• **EXERCISE OBJECTIVE**: Please give the listing again, word for word, with nothing left out.

• **EXERCISE MATERIAL**:
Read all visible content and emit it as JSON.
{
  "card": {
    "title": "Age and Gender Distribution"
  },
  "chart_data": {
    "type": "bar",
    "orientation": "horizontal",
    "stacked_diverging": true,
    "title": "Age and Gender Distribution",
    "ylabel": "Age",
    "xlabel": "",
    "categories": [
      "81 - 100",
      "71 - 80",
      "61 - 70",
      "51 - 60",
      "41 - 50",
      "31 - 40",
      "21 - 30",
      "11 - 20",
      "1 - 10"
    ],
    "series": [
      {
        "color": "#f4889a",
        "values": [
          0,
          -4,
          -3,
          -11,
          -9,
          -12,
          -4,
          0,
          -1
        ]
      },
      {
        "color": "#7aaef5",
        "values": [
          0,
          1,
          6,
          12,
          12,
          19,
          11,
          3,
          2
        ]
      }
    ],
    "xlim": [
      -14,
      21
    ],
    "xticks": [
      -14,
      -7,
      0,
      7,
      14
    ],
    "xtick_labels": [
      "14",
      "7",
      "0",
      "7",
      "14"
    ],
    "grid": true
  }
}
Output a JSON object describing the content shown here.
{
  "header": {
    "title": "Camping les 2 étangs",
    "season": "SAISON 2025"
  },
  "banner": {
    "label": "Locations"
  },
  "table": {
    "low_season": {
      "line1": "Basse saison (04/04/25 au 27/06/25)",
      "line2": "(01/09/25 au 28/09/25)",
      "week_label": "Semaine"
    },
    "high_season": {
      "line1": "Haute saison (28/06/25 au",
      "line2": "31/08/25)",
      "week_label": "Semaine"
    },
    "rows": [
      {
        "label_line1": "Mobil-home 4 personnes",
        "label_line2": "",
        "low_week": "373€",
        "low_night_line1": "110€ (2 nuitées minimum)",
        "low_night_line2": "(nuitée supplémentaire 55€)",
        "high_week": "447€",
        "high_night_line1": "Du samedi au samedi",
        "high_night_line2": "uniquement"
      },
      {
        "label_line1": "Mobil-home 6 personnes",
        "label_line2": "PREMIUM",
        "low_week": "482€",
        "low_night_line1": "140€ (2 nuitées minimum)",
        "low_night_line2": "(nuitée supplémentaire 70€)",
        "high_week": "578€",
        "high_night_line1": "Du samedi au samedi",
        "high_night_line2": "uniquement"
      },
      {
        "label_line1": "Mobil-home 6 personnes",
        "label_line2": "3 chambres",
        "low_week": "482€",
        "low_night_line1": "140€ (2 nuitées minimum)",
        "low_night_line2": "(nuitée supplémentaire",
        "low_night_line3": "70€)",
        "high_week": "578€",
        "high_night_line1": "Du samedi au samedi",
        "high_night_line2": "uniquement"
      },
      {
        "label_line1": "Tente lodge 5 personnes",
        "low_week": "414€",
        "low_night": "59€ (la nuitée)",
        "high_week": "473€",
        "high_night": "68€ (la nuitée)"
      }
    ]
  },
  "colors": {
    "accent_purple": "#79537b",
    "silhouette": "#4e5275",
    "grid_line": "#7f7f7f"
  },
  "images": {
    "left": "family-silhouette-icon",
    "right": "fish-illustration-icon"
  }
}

• **CORRECT OUTPUT**:
Read all visible content and emit it as JSON.
{
  "card": {
    "title": "Age and Gender Distribution"
  },
  "chart_data": {
    "type": "bar",
    "orientation": "horizontal",
    "stacked_diverging": true,
    "title": "Age and Gender Distribution",
    "ylabel": "Age",
    "xlabel": "",
    "categories": [
      "81 - 100",
      "71 - 80",
      "61 - 70",
      "51 - 60",
      "41 - 50",
      "31 - 40",
      "21 - 30",
      "11 - 20",
      "1 - 10"
    ],
    "series": [
      {
        "color": "#f4889a",
        "values": [
          0,
          -4,
          -3,
          -11,
          -9,
          -12,
          -4,
          0,
          -1
        ]
      },
      {
        "color": "#7aaef5",
        "values": [
          0,
          1,
          6,
          12,
          12,
          19,
          11,
          3,
          2
        ]
      }
    ],
    "xlim": [
      -14,
      21
    ],
    "xticks": [
      -14,
      -7,
      0,
      7,
      14
    ],
    "xtick_labels": [
      "14",
      "7",
      "0",
      "7",
      "14"
    ],
    "grid": true
  }
}
Output a JSON object describing the content shown here.
{
  "header": {
    "title": "Camping les 2 étangs",
    "season": "SAISON 2025"
  },
  "banner": {
    "label": "Locations"
  },
  "table": {
    "low_season": {
      "line1": "Basse saison (04/04/25 au 27/06/25)",
      "line2": "(01/09/25 au 28/09/25)",
      "week_label": "Semaine"
    },
    "high_season": {
      "line1": "Haute saison (28/06/25 au",
      "line2": "31/08/25)",
      "week_label": "Semaine"
    },
    "rows": [
      {
        "label_line1": "Mobil-home 4 personnes",
        "label_line2": "",
        "low_week": "373€",
        "low_night_line1": "110€ (2 nuitées minimum)",
        "low_night_line2": "(nuitée supplémentaire 55€)",
        "high_week": "447€",
        "high_night_line1": "Du samedi au samedi",
        "high_night_line2": "uniquement"
      },
      {
        "label_line1": "Mobil-home 6 personnes",
        "label_line2": "PREMIUM",
        "low_week": "482€",
        "low_night_line1": "140€ (2 nuitées minimum)",
        "low_night_line2": "(nuitée supplémentaire 70€)",
        "high_week": "578€",
        "high_night_line1": "Du samedi au samedi",
        "high_night_line2": "uniquement"
      },
      {
        "label_line1": "Mobil-home 6 personnes",
        "label_line2": "3 chambres",
        "low_week": "482€",
        "low_night_line1": "140€ (2 nuitées minimum)",
        "low_night_line2": "(nuitée supplémentaire",
        "low_night_line3": "70€)",
        "high_week": "578€",
        "high_night_line1": "Du samedi au samedi",
        "high_night_line2": "uniquement"
      },
      {
        "label_line1": "Tente lodge 5 personnes",
        "low_week": "414€",
        "low_night": "59€ (la nuitée)",
        "high_week": "473€",
        "high_night": "68€ (la nuitée)"
      }
    ]
  },
  "colors": {
    "accent_purple": "#79537b",
    "silhouette": "#4e5275",
    "grid_line": "#7f7f7f"
  },
  "images": {
    "left": "family-silhouette-icon",
    "right": "fish-illustration-icon"
  }
}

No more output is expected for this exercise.